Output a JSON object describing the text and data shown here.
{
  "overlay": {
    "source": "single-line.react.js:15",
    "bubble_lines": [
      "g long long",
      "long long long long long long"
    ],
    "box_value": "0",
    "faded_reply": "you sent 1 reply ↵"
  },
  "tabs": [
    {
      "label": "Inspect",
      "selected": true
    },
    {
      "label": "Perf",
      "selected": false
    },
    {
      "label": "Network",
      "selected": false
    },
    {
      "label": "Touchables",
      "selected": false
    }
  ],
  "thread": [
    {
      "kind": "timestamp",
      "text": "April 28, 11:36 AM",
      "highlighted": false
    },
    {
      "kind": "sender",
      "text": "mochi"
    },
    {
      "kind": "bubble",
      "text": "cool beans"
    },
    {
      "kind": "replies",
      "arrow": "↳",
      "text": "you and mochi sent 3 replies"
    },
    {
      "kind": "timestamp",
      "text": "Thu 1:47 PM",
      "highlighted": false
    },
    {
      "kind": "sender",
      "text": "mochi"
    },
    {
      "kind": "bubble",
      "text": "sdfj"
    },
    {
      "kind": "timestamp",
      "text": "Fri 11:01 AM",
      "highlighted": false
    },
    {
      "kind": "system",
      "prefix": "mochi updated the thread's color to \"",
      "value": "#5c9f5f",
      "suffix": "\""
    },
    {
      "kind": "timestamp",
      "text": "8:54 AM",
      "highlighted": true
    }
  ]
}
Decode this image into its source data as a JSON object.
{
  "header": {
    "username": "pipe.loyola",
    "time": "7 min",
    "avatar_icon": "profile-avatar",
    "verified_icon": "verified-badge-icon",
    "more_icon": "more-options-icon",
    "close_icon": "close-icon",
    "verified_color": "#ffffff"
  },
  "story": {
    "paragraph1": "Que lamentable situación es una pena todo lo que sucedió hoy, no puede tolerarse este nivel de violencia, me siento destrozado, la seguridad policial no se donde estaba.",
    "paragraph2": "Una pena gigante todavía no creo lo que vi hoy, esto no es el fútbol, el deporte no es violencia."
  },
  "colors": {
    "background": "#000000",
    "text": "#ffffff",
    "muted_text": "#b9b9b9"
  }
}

★ ★ ★ ★

▶ **TASK DESCRIPTION**: Every line of the material must be returned exactly as it appears.

▶ **ANSWER FOR THIS EXERCISE**:
Output a JSON object describing the text and data shown here.
{
  "overlay": {
    "source": "single-line.react.js:15",
    "bubble_lines": [
      "g long long",
      "long long long long long long"
    ],
    "box_value": "0",
    "faded_reply": "you sent 1 reply ↵"
  },
  "tabs": [
    {
      "label": "Inspect",
      "selected": true
    },
    {
      "label": "Perf",
      "selected": false
    },
    {
      "label": "Network",
      "selected": false
    },
    {
      "label": "Touchables",
      "selected": false
    }
  ],
  "thread": [
    {
      "kind": "timestamp",
      "text": "April 28, 11:36 AM",
      "highlighted": false
    },
    {
      "kind": "sender",
      "text": "mochi"
    },
    {
      "kind": "bubble",
      "text": "cool beans"
    },
    {
      "kind": "replies",
      "arrow": "↳",
      "text": "you and mochi sent 3 replies"
    },
    {
      "kind": "timestamp",
      "text": "Thu 1:47 PM",
      "highlighted": false
    },
    {
      "kind": "sender",
      "text": "mochi"
    },
    {
      "kind": "bubble",
      "text": "sdfj"
    },
    {
      "kind": "timestamp",
      "text": "Fri 11:01 AM",
      "highlighted": false
    },
    {
      "kind": "system",
      "prefix": "mochi updated the thread's color to \"",
      "value": "#5c9f5f",
      "suffix": "\""
    },
    {
      "kind": "timestamp",
      "text": "8:54 AM",
      "highlighted": true
    }
  ]
}
Decode this image into its source data as a JSON object.
{
  "header": {
    "username": "pipe.loyola",
    "time": "7 min",
    "avatar_icon": "profile-avatar",
    "verified_icon": "verified-badge-icon",
    "more_icon": "more-options-icon",
    "close_icon": "close-icon",
    "verified_color": "#ffffff"
  },
  "story": {
    "paragraph1": "Que lamentable situación es una pena todo lo que sucedió hoy, no puede tolerarse este nivel de violencia, me siento destrozado, la seguridad policial no se donde estaba.",
    "paragraph2": "Una pena gigante todavía no creo lo que vi hoy, esto no es el fútbol, el deporte no es violencia."
  },
  "colors": {
    "background": "#000000",
    "text": "#ffffff",
    "muted_text": "#b9b9b9"
  }
}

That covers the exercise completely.